Scan the material that follows. Copy every line containing the word "Lansere".

• • • • •

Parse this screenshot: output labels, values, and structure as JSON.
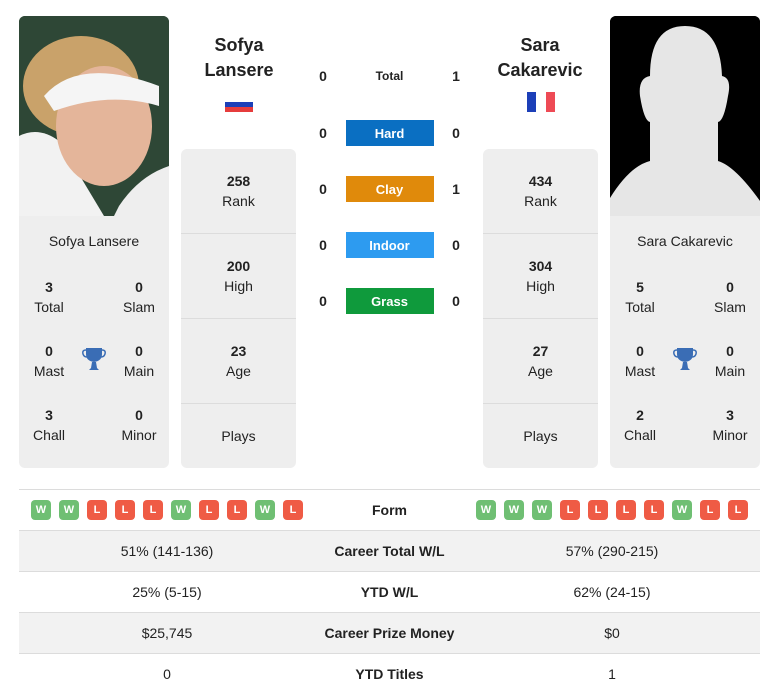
{
  "player1": {
    "name_line1": "Sofya",
    "name_line2": "Lansere",
    "full_name": "Sofya Lansere",
    "flag": "russia-flag",
    "titles": {
      "total": "3",
      "total_label": "Total",
      "slam": "0",
      "slam_label": "Slam",
      "mast": "0",
      "mast_label": "Mast",
      "main": "0",
      "main_label": "Main",
      "chall": "3",
      "chall_label": "Chall",
      "minor": "0",
      "minor_label": "Minor"
    },
    "stats": {
      "rank": "258",
      "rank_label": "Rank",
      "high": "200",
      "high_label": "High",
      "age": "23",
      "age_label": "Age",
      "plays_label": "Plays"
    },
    "form": [
      "W",
      "W",
      "L",
      "L",
      "L",
      "W",
      "L",
      "L",
      "W",
      "L"
    ],
    "career_wl": "51% (141-136)",
    "ytd_wl": "25% (5-15)",
    "prize_money": "$25,745",
    "ytd_titles": "0"
  },
  "player2": {
    "name_line1": "Sara",
    "name_line2": "Cakarevic",
    "full_name": "Sara Cakarevic",
    "flag": "france-flag",
    "titles": {
      "total": "5",
      "total_label": "Total",
      "slam": "0",
      "slam_label": "Slam",
      "mast": "0",
      "mast_label": "Mast",
      "main": "0",
      "main_label": "Main",
      "chall": "2",
      "chall_label": "Chall",
      "minor": "3",
      "minor_label": "Minor"
    },
    "stats": {
      "rank": "434",
      "rank_label": "Rank",
      "high": "304",
      "high_label": "High",
      "age": "27",
      "age_label": "Age",
      "plays_label": "Plays"
    },
    "form": [
      "W",
      "W",
      "W",
      "L",
      "L",
      "L",
      "L",
      "W",
      "L",
      "L"
    ],
    "career_wl": "57% (290-215)",
    "ytd_wl": "62% (24-15)",
    "prize_money": "$0",
    "ytd_titles": "1"
  },
  "h2h": {
    "total": {
      "label": "Total",
      "p1": "0",
      "p2": "1"
    },
    "surfaces": [
      {
        "label": "Hard",
        "p1": "0",
        "p2": "0",
        "color": "#0a6fc2"
      },
      {
        "label": "Clay",
        "p1": "0",
        "p2": "1",
        "color": "#e08a0b"
      },
      {
        "label": "Indoor",
        "p1": "0",
        "p2": "0",
        "color": "#2d9bf0"
      },
      {
        "label": "Grass",
        "p1": "0",
        "p2": "0",
        "color": "#0f9a3c"
      }
    ]
  },
  "table": {
    "form_label": "Form",
    "career_wl_label": "Career Total W/L",
    "ytd_wl_label": "YTD W/L",
    "prize_label": "Career Prize Money",
    "ytd_titles_label": "YTD Titles"
  },
  "colors": {
    "win": "#6fbf73",
    "loss": "#ef5b45",
    "trophy": "#3a6db5"
  }
}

• • • • •

### [Expected answer]
    "name_line2": "Lansere",
    "full_name": "Sofya Lansere",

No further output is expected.